Extract each line containing the string "Press".

--- start of AVAILABLE DATA ---

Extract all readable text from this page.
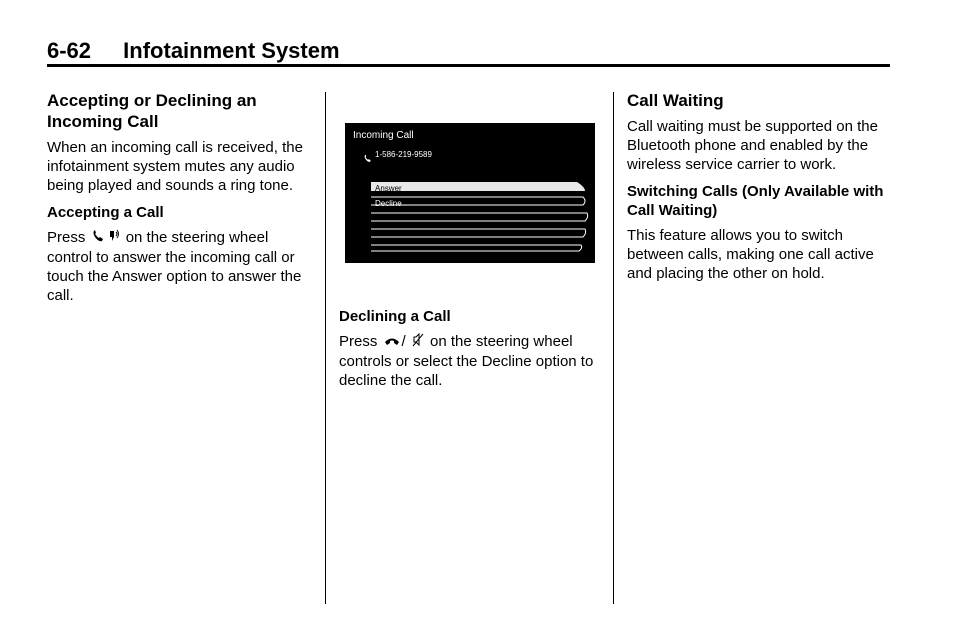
6-62 Infotainment System
Accepting or Declining an Incoming Call

When an incoming call is received, the infotainment system mutes any audio being played and sounds a ring tone.

Accepting a Call

Press	on the steering wheel control to answer the incoming call or touch the Answer option to answer the call.

Incoming Call
1-586-219-9589
Answer
Decline
Declining a Call

Press / on the steering wheel controls or select the Decline option to decline the call.

Call Waiting

Call waiting must be supported on the Bluetooth phone and enabled by the wireless service carrier to work.

Switching Calls (Only Available with Call Waiting)

This feature allows you to switch between calls, making one call active and placing the other on hold.
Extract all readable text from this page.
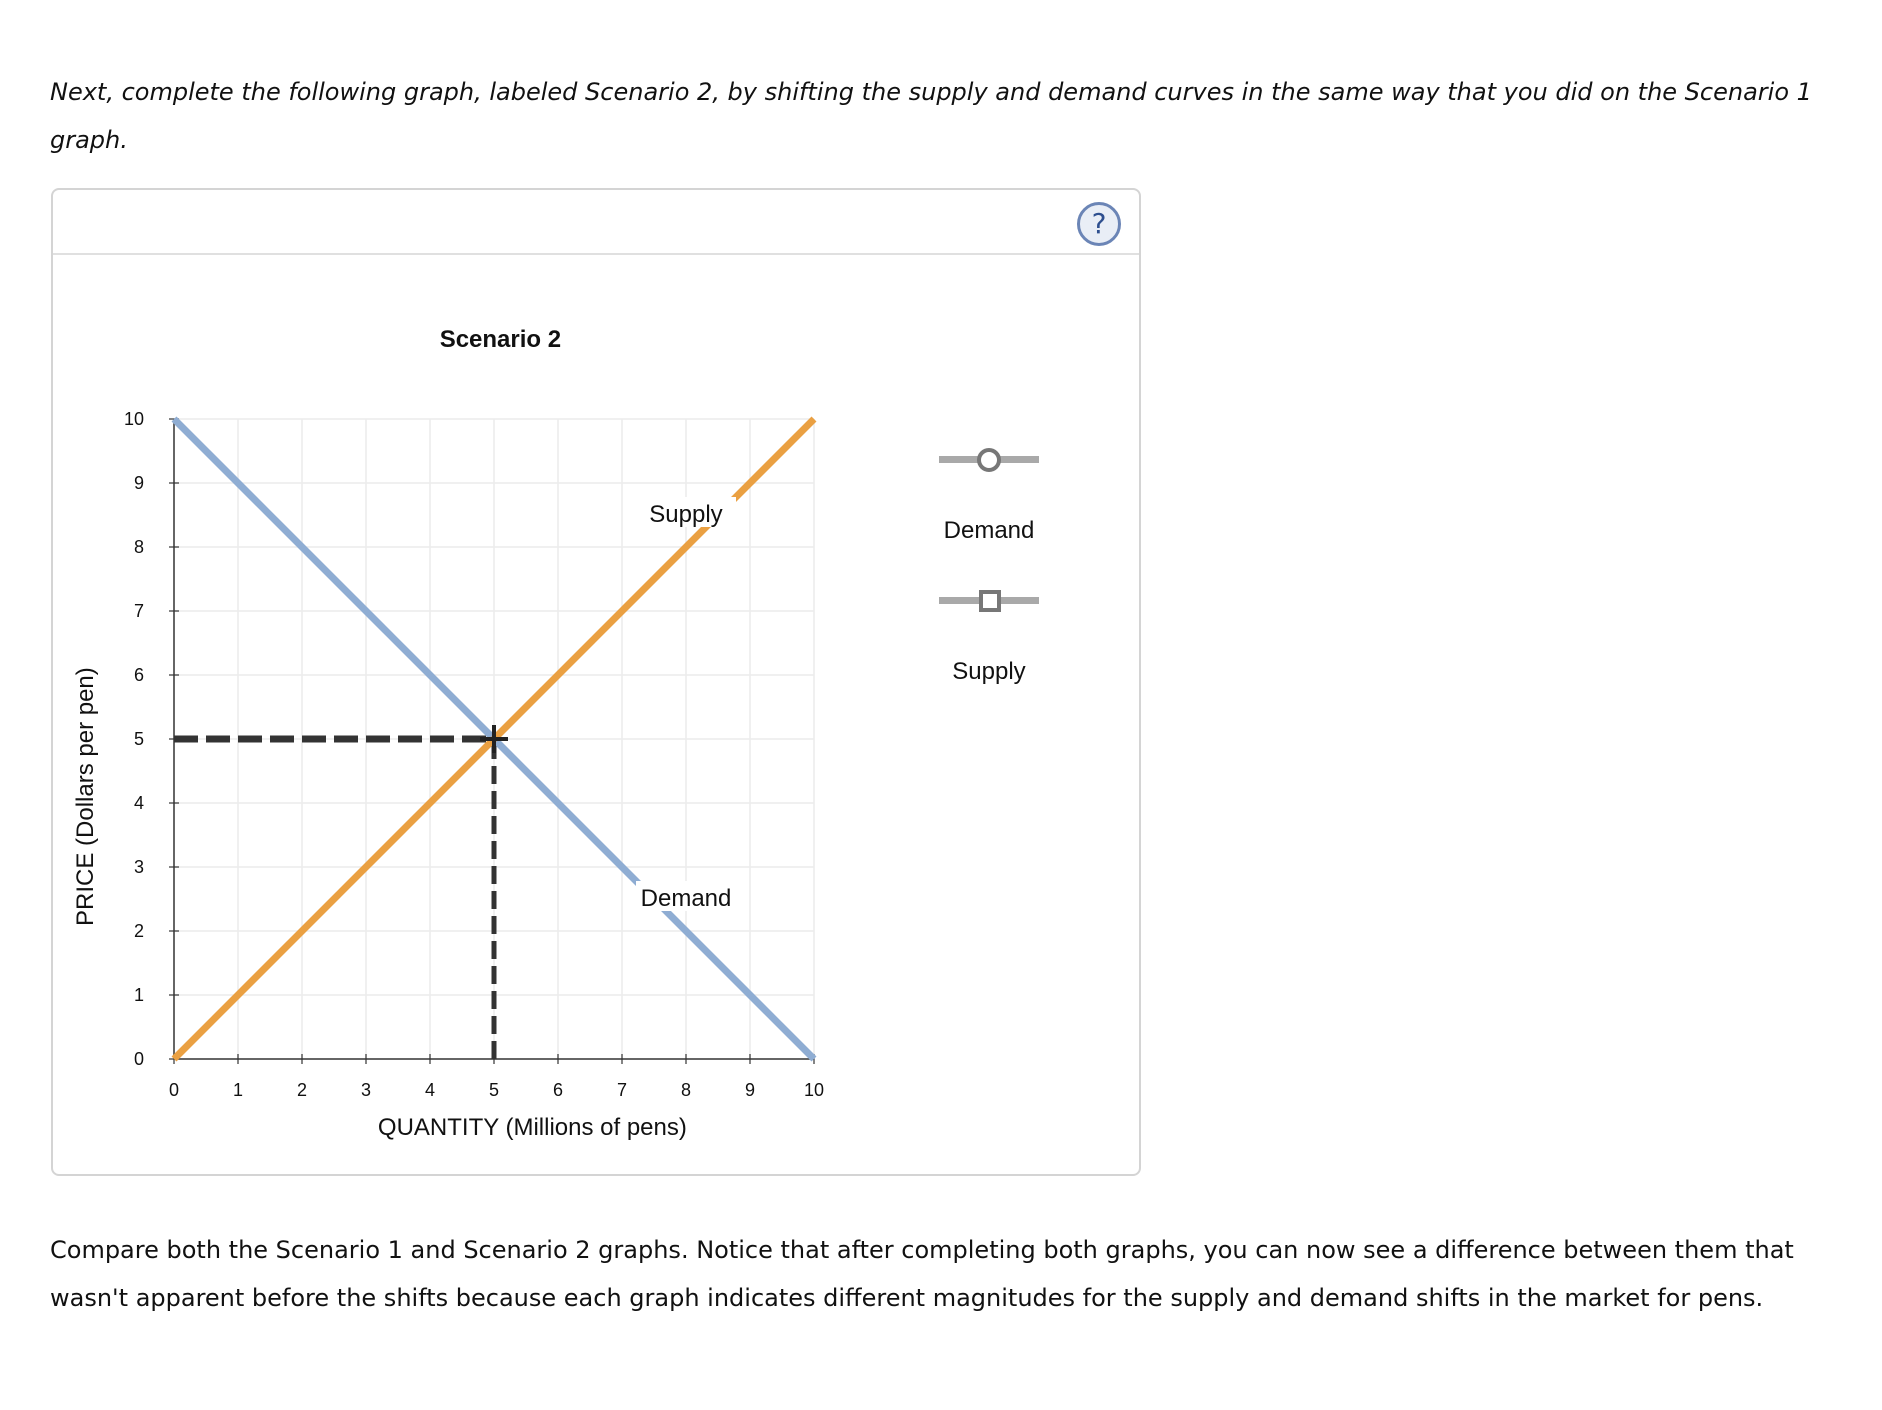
Next, complete the following graph, labeled Scenario 2, by shifting the supply and demand curves in the same way that you did on the Scenario 1 graph.

?
0	1	2	3	4	5	6	7	8	9	10
0
1
2
3
4
5
6
7
8
9
10
Demand
Supply
Scenario 2
QUANTITY (Millions of pens)
PRICE (Dollars per pen)
Demand
Supply

Compare both the Scenario 1 and Scenario 2 graphs. Notice that after completing both graphs, you can now see a difference between them that wasn't apparent before the shifts because each graph indicates different magnitudes for the supply and demand shifts in the market for pens.
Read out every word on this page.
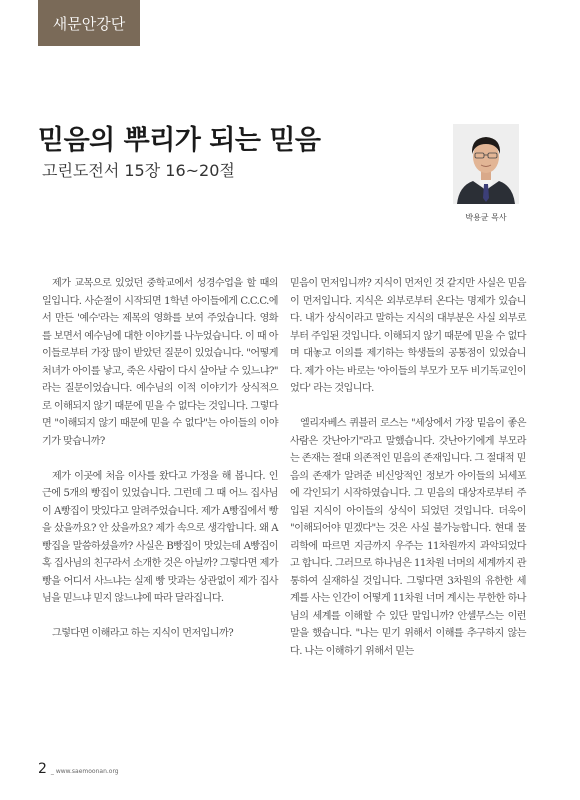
새문안강단
믿음의 뿌리가 되는 믿음
고린도전서 15장 16~20절
박용균 목사

제가 교목으로 있었던 중학교에서 성경수업을 할 때의 일입니다. 사순절이 시작되면 1학년 아이들에게 C.C.C.에서 만든 '예수'라는 제목의 영화를 보여 주었습니다. 영화를 보면서 예수님에 대한 이야기를 나누었습니다. 이 때 아이들로부터 가장 많이 받았던 질문이 있었습니다. "어떻게 처녀가 아이를 낳고, 죽은 사람이 다시 살아날 수 있느냐?" 라는 질문이었습니다. 예수님의 이적 이야기가 상식적으로 이해되지 않기 때문에 믿을 수 없다는 것입니다. 그렇다면 "이해되지 않기 때문에 믿을 수 없다"는 아이들의 이야기가 맞습니까?

제가 이곳에 처음 이사를 왔다고 가정을 해 봅니다. 인근에 5개의 빵집이 있었습니다. 그런데 그 때 어느 집사님이 A빵집이 맛있다고 알려주었습니다. 제가 A빵집에서 빵을 샀을까요? 안 샀을까요? 제가 속으로 생각합니다. 왜 A빵집을 말씀하셨을까? 사실은 B빵집이 맛있는데 A빵집이 혹 집사님의 친구라서 소개한 것은 아닐까? 그렇다면 제가 빵을 어디서 사느냐는 실제 빵 맛과는 상관없이 제가 집사님을 믿느냐 믿지 않느냐에 따라 달라집니다.

그렇다면 이해라고 하는 지식이 먼저입니까?

믿음이 먼저입니까? 지식이 먼저인 것 같지만 사실은 믿음이 먼저입니다. 지식은 외부로부터 온다는 명제가 있습니다. 내가 상식이라고 말하는 지식의 대부분은 사실 외부로부터 주입된 것입니다. 이해되지 않기 때문에 믿을 수 없다며 대놓고 이의를 제기하는 학생들의 공통점이 있었습니다. 제가 아는 바로는 '아이들의 부모가 모두 비기독교인이었다' 라는 것입니다.

엘리자베스 퀴블러 로스는 "세상에서 가장 밑음이 좋은 사람은 갓난아기"라고 말했습니다. 갓난아기에게 부모라는 존재는 절대 의존적인 믿음의 존재입니다. 그 절대적 믿음의 존재가 알려준 비신앙적인 정보가 아이들의 뇌세포에 각인되기 시작하였습니다. 그 믿음의 대상자로부터 주입된 지식이 아이들의 상식이 되었던 것입니다. 더욱이 "이해되어야 믿겠다"는 것은 사실 불가능합니다. 현대 물리학에 따르면 지금까지 우주는 11차원까지 과악되었다고 합니다. 그러므로 하나님은 11차원 너머의 세계까지 관통하여 실재하실 것입니다. 그렇다면 3차원의 유한한 세계를 사는 인간이 어떻게 11차원 너머 계시는 무한한 하나님의 세계를 이해할 수 있단 말입니까? 안셀무스는 이런 말을 했습니다. "나는 믿기 위해서 이해를 추구하지 않는다. 나는 이해하기 위해서 믿는

2 _ www.saemoonan.org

--- end of AVAILABLE DATA ---

## RESULT OF THIS EXERCISE
Press	on the steering wheel control to answer the incoming call or touch the Answer option to answer the call.
Press / on the steering wheel controls or select the Decline option to decline the call.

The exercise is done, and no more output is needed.